Fire-sale prices for luxury Center City condos

By Alan J. Heavens

Inquirer Real Estate Writer

Price break on luxury condos in striking glass tower in Center City. Best offers over $250,000 considered.

That's the strategy for moving 40 of the 178 units still unsold at the Murano at 21st and Market Streets, to be sold at auction for sums 50 percent below their original list price later this month.

Take the 1,405-square-foot, 23d-floor unit originally listed at $995,000. It could go for $485,000, less than what it would cost to build today, said Jon Gollinger, president of Accelerated Marketing Partners, of Boston, which is handling the sale for Murano's developer, Thomas Properties Group Inc.

"These are preposterous numbers," Gollinger said of the prices, which are based on his analysis of the Philadelphia high-rise condo market. "But there is disequilibrium in the market, and the only way to get it moving is to try to provide an extreme-value opportunity - a once-in-a-lifetime event."

The sale, set for 1 p.m. June 27 at the Westin Philadelphia, 99 S. 17th St., is not an auction with absolutes, said Gollinger, who markets high-rise condo buildings nationally.

"If the reserve published minimum bid is $250,000 and no one bids above it, the condo sells for $250,000," he said.

Business has lagged at the 302-unit Murano, which was completed last year. So far, only 124 units have sold, and 112 have gone to closing, according to the city's Board of Revision of Taxes.

Yet Gollinger said that the auction would not be a "clearance sale" and that he hoped by selling the first 40 units, the remaining ones would go quickly.

"I'm just allowing the market, not the developer, to set value, based on what we know to be the critical mass," he said.

By analyzing the entire market, Gollinger said, he found that $249,000 is the price buyers should find most compelling.

What happens to those who have already paid full freight for their condos?

Gollinger planned to address that last night at a closed meeting of Murano's property owners.

"Of course, we wanted them to know what was going on before we began publicizing it, but we are counting on the fact that people who bought into the Murano were looking for a particular lifestyle," Gollinger said.

"The nature of the economy means that the building otherwise wouldn't be full for two years, and by doing this, the homeowners would be able to take control of things sooner," he said.

Kevin Gillen, vice president of Econsult and a Wharton School of Business fellow who studies the Philadelphia housing market, said the Murano's developer may be taking drastic action to avoid even greater pain.

_____

Given task A ▸
Answer these from the article on the Murano condo auction:
(i) When and where is the sale scheduled to take place?
(ii) How many units does the Murano contain in total?
(iii) Which company is the Murano's developer?
Given task B ▸ Write the next part of the article on the Murano condo auction, picking up after its final sentence.

Data records ▸

_____

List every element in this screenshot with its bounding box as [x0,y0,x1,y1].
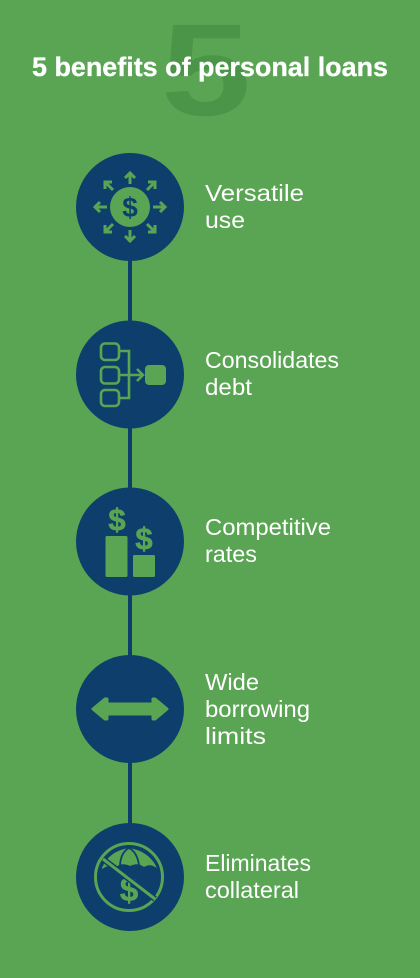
timeline connector [128,207,132,877]
item: competitive rates [76,488,331,596]
label: limits [205,723,266,749]
label [205,514,331,567]
icon: double-headed arrow [76,655,184,763]
item: versatile use [76,153,304,261]
title: 5 benefits of personal loans [32,52,388,82]
label: rates [205,541,257,567]
label [205,180,304,233]
watermark numeral 5: 5 [161,0,251,143]
label: Wide [205,669,259,695]
icon: crossed-out umbrella and dollar: $ [120,871,138,908]
icon: dollar bars [76,488,184,596]
icon: dollar bars: $ [108,502,126,537]
label [205,850,311,903]
item: eliminates collateral [76,823,311,931]
label: debt [205,374,253,400]
label: use [205,207,245,233]
icon: crossed-out umbrella and dollar [76,823,184,931]
label: collateral [205,877,299,903]
label: Competitive [205,514,331,540]
item: wide borrowing limits [76,655,310,763]
item: consolidates debt [76,320,339,428]
icon: money with outward arrows: $ [122,192,138,223]
icon: money with outward arrows [76,153,184,261]
label [205,347,339,400]
label: Versatile [205,180,304,206]
label: Eliminates [205,850,311,876]
icon: three boxes merging into one [76,320,184,428]
label [205,669,310,749]
icon: dollar bars: $ [135,521,153,556]
label: borrowing [205,696,310,722]
label: Consolidates [205,347,339,373]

_____

Expected answer A ▸
(i) At 1 p.m. on June 27 at the Westin Philadelphia, 99 S. 17th St.
(ii) 302 units.
(iii) Thomas Properties Group Inc.

Expected answer B ▸
"Murano may be playing the recourse game," Gillen said. If a condo developer reduces its debt to the lender to a certain level, but then sales fall below target - usually 80 percent of total units - the developer has no other recourse than to do whatever it can to pay the debt off or lose the remaining units to foreclosure.

Prudential Fox & Roach broker Joanne Davidow, who sells high-end condos in the Rittenhouse Square area south of the Murano, said the sale of these units at "bargain-basement prices is probably a very sad decision of last resort for the developers and banks, who put so much into their project."

It reflects a prolonged recession hurting consumer confidence, "which is the key to a strong or weak home-sales market," she said.

Some Center City condo buildings have been hit quite hard, such as the Aria at 1419 Locust St. In January, a bankruptcy judge appointed U.S. Equities, a Chicago developer, receiver of 55 of the 62 unsold residential units there after the developer, Universal Residential, stopped paying its lender, iStar.

Those unsold units have not yet gone back on the market. In all, 114 residential units and three commercial units sold in the renovated building.

Prudential Fox & Roach agent Mark Wade, who focuses on condos throughout Center City, said a quick corrective proposal such as the one being tried at Murano could be an "easy and effective resolution to what otherwise would be a long-term, lingering problem."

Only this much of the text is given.